(Chart and figure data)
☆ ☆ ☆ ☆
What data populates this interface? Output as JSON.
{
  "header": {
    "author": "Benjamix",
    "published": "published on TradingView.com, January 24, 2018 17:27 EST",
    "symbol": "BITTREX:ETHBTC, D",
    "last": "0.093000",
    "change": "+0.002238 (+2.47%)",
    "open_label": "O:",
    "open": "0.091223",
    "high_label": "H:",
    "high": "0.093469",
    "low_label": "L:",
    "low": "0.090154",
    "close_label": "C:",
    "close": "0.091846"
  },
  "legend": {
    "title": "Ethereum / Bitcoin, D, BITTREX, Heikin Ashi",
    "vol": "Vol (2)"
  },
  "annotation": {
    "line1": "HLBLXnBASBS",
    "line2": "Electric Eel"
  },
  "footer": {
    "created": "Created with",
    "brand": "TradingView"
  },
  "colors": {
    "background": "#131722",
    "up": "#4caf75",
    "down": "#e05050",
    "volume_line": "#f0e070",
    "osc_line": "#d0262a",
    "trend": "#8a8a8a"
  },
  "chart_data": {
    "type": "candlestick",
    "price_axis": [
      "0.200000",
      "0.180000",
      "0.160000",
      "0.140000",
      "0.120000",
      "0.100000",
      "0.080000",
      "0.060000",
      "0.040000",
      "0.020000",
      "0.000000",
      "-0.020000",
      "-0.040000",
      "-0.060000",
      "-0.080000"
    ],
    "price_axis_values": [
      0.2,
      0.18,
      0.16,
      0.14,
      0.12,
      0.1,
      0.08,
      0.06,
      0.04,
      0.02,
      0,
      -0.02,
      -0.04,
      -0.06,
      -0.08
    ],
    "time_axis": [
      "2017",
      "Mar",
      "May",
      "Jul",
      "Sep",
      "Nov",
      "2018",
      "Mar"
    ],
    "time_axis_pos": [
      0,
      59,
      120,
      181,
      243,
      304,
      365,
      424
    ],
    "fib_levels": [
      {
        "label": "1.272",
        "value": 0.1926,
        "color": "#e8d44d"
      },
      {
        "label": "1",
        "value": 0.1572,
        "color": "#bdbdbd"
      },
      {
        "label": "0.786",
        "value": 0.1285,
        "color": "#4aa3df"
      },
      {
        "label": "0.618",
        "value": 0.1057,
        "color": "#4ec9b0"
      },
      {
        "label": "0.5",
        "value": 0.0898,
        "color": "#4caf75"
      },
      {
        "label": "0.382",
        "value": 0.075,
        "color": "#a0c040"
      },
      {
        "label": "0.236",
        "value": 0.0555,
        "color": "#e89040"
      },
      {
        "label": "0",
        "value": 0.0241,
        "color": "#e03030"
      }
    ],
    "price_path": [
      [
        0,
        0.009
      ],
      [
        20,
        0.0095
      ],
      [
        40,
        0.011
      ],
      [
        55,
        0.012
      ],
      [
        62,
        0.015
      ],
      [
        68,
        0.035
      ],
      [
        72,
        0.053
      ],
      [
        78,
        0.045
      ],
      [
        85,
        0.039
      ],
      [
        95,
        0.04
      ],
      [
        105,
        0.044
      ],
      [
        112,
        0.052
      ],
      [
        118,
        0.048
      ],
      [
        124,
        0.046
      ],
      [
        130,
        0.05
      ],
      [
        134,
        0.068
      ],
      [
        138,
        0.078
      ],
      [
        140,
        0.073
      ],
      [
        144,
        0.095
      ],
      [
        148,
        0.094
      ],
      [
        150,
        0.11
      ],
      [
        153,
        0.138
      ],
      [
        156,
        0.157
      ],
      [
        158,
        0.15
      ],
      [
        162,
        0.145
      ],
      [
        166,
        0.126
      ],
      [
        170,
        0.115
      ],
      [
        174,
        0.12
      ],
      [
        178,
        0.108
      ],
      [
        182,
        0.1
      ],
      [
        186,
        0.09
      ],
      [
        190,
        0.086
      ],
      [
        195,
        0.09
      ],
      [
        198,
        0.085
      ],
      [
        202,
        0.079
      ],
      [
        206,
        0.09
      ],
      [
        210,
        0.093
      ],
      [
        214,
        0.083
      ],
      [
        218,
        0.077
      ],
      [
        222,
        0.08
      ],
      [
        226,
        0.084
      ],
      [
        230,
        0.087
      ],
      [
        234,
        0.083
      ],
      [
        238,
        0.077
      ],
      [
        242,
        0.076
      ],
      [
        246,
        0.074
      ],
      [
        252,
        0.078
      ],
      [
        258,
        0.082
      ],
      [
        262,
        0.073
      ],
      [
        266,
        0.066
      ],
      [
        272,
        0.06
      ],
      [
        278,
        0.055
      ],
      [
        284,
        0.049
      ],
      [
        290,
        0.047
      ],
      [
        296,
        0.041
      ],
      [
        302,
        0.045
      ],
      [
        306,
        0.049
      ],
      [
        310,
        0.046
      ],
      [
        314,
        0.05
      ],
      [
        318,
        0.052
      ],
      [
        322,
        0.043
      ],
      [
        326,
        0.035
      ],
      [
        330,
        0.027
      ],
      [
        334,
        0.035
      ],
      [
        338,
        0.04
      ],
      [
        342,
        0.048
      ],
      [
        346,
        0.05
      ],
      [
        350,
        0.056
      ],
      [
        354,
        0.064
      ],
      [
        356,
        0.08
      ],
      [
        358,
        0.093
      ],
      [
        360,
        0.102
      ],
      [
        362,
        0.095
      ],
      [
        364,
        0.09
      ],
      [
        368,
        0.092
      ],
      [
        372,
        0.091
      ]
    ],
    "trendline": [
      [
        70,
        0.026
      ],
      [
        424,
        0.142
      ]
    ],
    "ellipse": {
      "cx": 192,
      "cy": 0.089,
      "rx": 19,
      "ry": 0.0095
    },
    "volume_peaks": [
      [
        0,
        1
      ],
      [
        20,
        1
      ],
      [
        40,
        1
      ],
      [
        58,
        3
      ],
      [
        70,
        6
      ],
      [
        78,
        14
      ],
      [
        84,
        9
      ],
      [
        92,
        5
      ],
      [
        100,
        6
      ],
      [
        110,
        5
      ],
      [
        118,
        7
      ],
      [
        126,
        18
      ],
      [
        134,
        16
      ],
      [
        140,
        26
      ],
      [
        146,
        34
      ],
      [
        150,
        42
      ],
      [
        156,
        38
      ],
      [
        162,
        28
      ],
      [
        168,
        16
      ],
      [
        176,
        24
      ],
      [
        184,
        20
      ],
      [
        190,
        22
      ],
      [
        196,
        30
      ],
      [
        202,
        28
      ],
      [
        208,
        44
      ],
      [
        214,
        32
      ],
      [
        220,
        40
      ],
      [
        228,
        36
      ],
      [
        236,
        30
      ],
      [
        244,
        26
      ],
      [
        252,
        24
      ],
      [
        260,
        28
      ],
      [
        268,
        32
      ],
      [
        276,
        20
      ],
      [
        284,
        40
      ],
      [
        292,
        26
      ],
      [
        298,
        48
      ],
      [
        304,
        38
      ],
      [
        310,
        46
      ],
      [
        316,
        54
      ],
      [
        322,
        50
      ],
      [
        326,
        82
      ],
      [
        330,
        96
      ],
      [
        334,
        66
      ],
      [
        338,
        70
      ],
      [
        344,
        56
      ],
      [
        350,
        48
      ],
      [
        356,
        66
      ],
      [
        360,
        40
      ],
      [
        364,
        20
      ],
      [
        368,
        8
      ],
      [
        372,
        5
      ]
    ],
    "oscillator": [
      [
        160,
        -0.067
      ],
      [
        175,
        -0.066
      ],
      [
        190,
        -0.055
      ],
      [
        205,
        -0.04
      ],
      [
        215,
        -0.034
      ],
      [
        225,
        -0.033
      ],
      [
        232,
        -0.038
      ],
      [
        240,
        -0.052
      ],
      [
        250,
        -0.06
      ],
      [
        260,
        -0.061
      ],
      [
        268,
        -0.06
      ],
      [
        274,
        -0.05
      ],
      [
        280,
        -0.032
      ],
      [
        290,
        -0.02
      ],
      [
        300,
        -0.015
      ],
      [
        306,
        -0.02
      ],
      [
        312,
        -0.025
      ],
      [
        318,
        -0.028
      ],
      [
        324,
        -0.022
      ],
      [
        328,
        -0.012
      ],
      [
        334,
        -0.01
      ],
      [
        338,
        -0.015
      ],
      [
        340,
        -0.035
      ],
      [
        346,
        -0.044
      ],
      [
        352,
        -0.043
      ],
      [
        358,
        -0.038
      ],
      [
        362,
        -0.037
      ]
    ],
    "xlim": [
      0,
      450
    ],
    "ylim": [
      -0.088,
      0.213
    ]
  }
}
☆ ☆ ☆ ☆
• Task goal: Determine the number of lines in the records that include the string "TradingView", and respond with that number only.

• Written response: 2